## [Passage to read]
========

Statistics show that the vast bulk of bits in a test pattern – over 90% – are don’t-care bits. To address this, compression techniques in place today allow as high as 200x compression. But the International Technology Roadmap for Semiconductors (ITRS) is forecasting the need for an almost 2000x compression ratio in the number of bits by 2015 – how the heck are we going to get there?

First of all, a really important question: Why does this matter? For one simple reason: test cost. Testers are expensive, and the longer it takes to test a chip, the more of the tester cost gets ascribed to that chip, and the more expensive the chip is to produce. We won’t go into the whole economic question of “how much testing is enough” here; suffice it to say that, however much testing you decide to do, doing it faster is better. The ITRS sees test requirements increasing to such an extent that much higher compression will be needed to keep costs constant.
The old pre-compression test approach feeds test patterns directly from a tester to the chip being tested. Those test patterns are created by an automatic test pattern generator (ATPG) program that analyzes the circuit according to specific fault models. Older testing typically focused on “stuck-at” faults; today additional faults – bridging, environment-dependent, and transition faults to name a few – are being added to the mix, contributing more test patterns to an already large set.

========

## [Source material]
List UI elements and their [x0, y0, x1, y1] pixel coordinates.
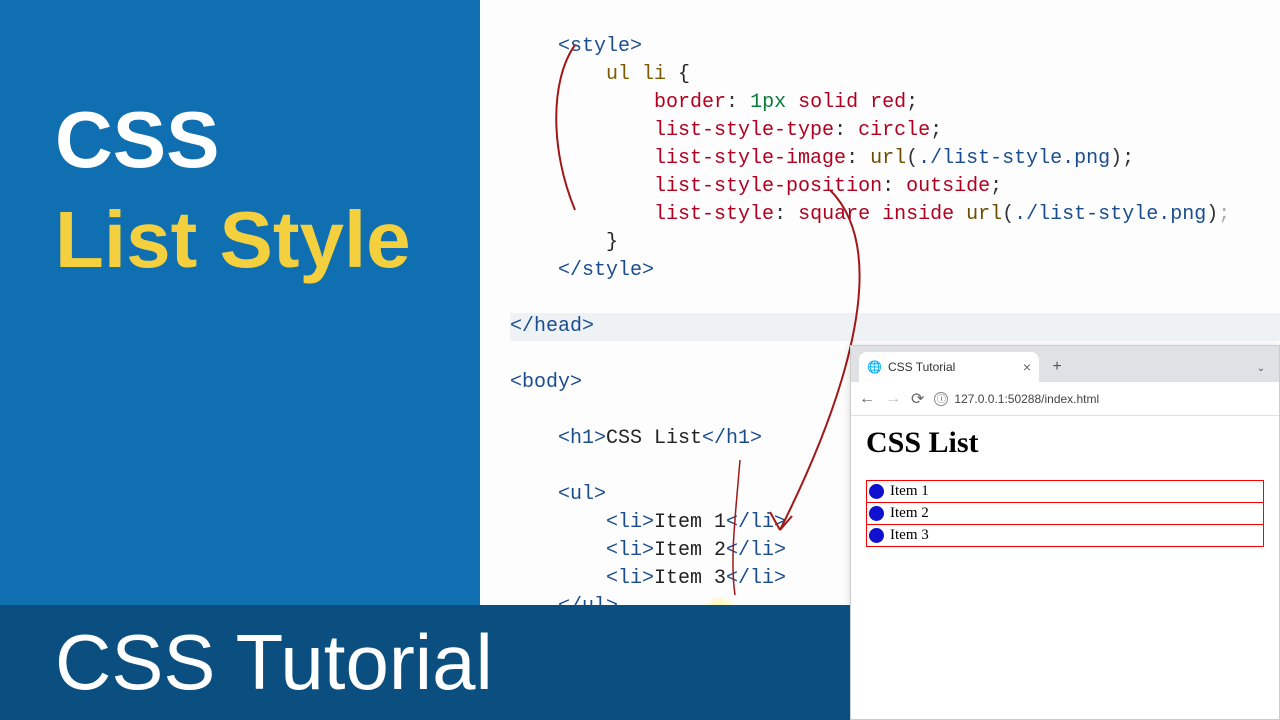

========

## [Tasks to carry out]
1. According to the text on chip test compression, what share of the bits in a test pattern are don't-care bits?
2. Extend the text on chip test compression, picking up after its final sentence.
The data shown above are separate material, unrelated to the text on chip test compression.

## [Written answers]
1. Over 90% of the bits in a test pattern are don't-care bits.

2.
Because any given test pattern has only a few useful bits to be applied, the rest of the bits are filled with random ones and zeros just to fill out the pattern (or fill up the scan chain). That test pattern set is then provided to the test equipment, which physically scans in the data serially, scans out the result, and compares the few result bits that matter to a desired result to see if the test passed.

One well-used scan architecture is the IEEE 1149.1 JTAG setup, which specifies a 20-MHz clock. At this rate, scanning in 5000 bits and scanning them back out requires 10,000 scan clock cycles at 50 ns each, for a total of 500 µs just for loading and unloading the test (without even performing the test). This is actually conservative, since unloading one scan and loading the next scan can be overlapped, cutting the time more or less in half. But even so, if you consider the bulk of test patterns that would be required to provide good coverage on a multi-million-gate design, the practical empirical fact is that test times can easily be several expensive seconds.

So here we have one huge problem – which is one huge opportunity: we’re using a ton of time to load and unload bits, over 90% of which are useless. Those don’t-care bits also have to be stored in pattern memory on a tester. As the test suites grow, so does the required tester memory. If the memory requirement grows beyond what a tester can handle, then you require multiple loads from hard disk – a completely untenable time adder to your test. Yes, tester memory can be expected to grow. But there are a lot of expensive testers that aren’t going to be thrown out anytime soon. And who wants to pay for more memory just to hold data that’s over 90% useless? It’s like having to provide 9x more truck capacity to ship water that has a bit of nice flavoring.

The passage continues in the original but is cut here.